* START Working data *
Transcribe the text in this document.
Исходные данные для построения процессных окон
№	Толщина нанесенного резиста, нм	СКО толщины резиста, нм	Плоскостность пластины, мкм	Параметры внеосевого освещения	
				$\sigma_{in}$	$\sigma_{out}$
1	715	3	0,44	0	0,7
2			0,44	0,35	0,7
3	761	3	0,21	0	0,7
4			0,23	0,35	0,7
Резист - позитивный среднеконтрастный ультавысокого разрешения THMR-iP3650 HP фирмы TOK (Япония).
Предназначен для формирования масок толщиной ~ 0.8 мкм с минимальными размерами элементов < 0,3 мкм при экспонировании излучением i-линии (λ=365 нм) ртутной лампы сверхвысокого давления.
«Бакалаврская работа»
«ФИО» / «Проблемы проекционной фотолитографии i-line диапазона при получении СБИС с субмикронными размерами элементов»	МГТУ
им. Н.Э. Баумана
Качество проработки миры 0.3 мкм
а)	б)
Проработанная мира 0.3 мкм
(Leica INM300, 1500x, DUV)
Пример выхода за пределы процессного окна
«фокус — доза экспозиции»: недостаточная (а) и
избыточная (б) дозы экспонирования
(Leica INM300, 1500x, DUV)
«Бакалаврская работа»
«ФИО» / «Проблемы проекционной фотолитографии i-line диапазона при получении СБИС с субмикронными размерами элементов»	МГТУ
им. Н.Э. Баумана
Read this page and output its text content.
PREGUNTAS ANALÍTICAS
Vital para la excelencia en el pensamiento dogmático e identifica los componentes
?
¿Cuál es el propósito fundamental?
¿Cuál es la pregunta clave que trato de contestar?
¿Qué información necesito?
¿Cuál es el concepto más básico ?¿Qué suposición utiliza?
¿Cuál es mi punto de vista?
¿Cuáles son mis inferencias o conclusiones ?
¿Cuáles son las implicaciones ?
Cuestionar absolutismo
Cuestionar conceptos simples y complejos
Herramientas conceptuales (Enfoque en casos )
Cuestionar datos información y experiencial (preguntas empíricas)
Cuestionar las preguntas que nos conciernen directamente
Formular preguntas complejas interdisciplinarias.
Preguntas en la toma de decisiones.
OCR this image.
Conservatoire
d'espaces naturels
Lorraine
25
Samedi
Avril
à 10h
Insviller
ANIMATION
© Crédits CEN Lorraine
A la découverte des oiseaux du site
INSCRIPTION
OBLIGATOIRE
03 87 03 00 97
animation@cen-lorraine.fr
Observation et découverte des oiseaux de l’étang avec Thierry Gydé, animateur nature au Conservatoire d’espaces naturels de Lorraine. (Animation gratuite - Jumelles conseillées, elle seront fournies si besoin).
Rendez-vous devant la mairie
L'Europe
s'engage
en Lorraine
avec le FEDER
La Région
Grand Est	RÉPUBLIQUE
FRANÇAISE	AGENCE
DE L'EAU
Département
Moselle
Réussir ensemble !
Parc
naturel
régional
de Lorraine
* END Working data *
Task statement
Reproduce nothing but the lines from the line containing "OCR this image." to the last line of the data, each exactly as written.

Solved exercise
OCR this image.
Conservatoire
d'espaces naturels
Lorraine
25
Samedi
Avril
à 10h
Insviller
ANIMATION
© Crédits CEN Lorraine
A la découverte des oiseaux du site
INSCRIPTION
OBLIGATOIRE
03 87 03 00 97
animation@cen-lorraine.fr
Observation et découverte des oiseaux de l’étang avec Thierry Gydé, animateur nature au Conservatoire d’espaces naturels de Lorraine. (Animation gratuite - Jumelles conseillées, elle seront fournies si besoin).
Rendez-vous devant la mairie
L'Europe
s'engage
en Lorraine
avec le FEDER
La Région
Grand Est	RÉPUBLIQUE
FRANÇAISE	AGENCE
DE L'EAU
Département
Moselle
Réussir ensemble !
Parc
naturel
régional
de Lorraine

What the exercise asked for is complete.